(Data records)
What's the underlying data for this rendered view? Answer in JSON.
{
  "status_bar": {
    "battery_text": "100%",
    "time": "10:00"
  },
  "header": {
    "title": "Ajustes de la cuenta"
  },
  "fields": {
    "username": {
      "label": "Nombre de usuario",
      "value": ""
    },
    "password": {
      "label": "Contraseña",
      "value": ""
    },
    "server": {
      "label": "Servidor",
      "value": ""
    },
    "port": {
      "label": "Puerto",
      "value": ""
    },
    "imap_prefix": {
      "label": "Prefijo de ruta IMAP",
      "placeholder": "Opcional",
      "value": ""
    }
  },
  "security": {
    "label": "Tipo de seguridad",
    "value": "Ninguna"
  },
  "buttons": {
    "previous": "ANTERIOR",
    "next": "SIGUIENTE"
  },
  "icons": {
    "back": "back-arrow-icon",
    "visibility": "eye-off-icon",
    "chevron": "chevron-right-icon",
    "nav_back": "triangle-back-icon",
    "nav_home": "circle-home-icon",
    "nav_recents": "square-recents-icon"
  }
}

* * *

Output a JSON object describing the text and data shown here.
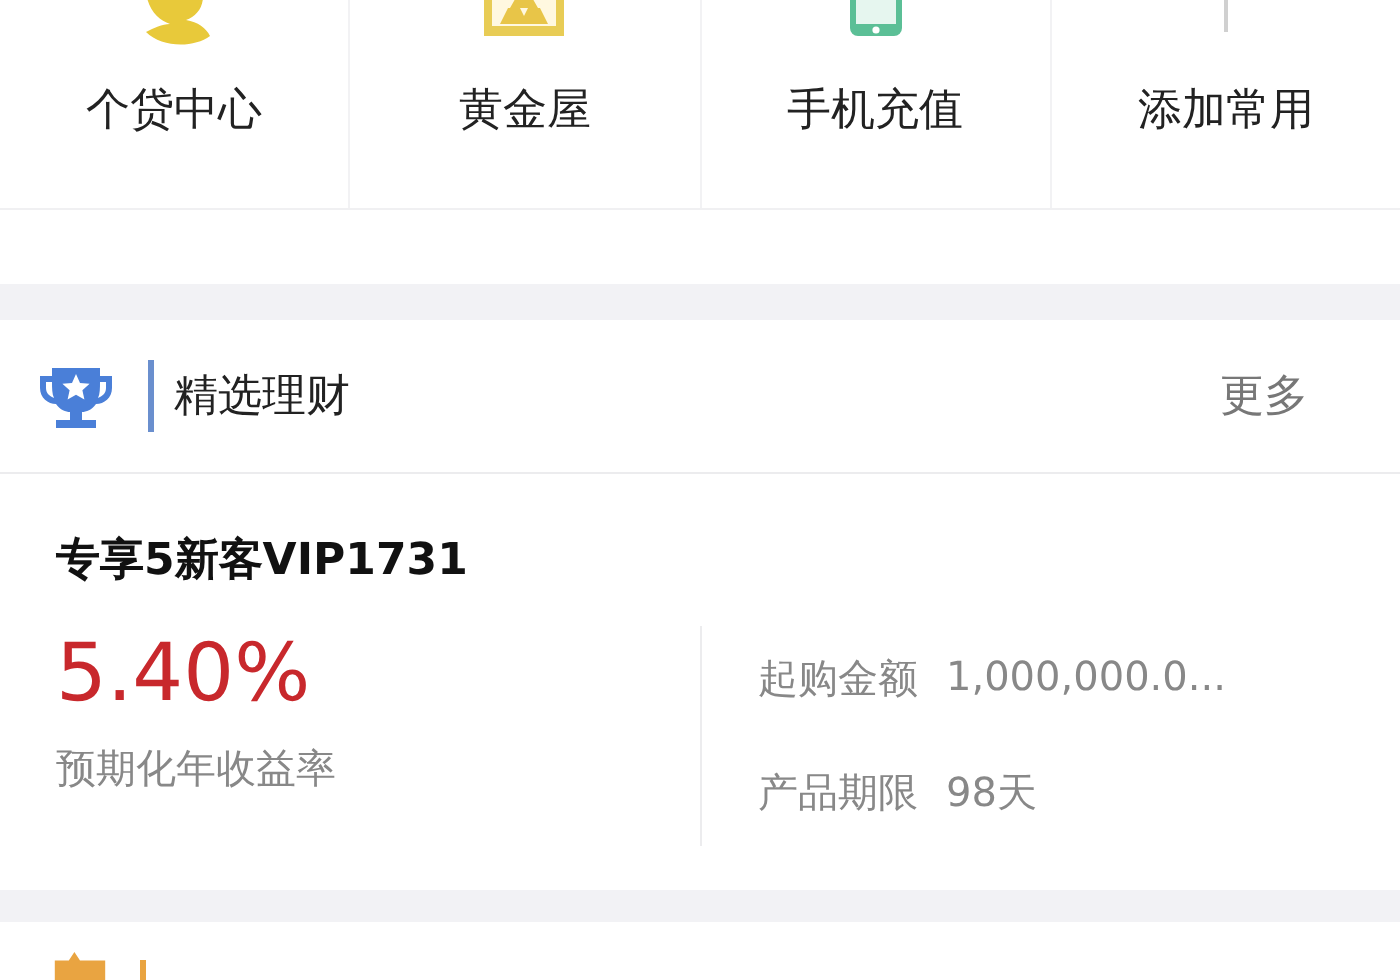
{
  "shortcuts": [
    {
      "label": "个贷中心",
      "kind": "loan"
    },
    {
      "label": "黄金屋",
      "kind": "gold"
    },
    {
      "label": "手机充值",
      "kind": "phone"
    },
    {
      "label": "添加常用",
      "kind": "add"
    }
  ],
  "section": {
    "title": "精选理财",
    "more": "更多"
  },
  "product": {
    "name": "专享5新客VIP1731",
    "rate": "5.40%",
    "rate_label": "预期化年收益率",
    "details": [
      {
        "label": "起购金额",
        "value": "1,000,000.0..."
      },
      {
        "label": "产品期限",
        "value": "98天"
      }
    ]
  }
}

### Brief
Check each line of the entries above for the word "title". List the ones that have it.

### Reply to the task
    "title": "Ajustes de la cuenta"
    "title": "精选理财",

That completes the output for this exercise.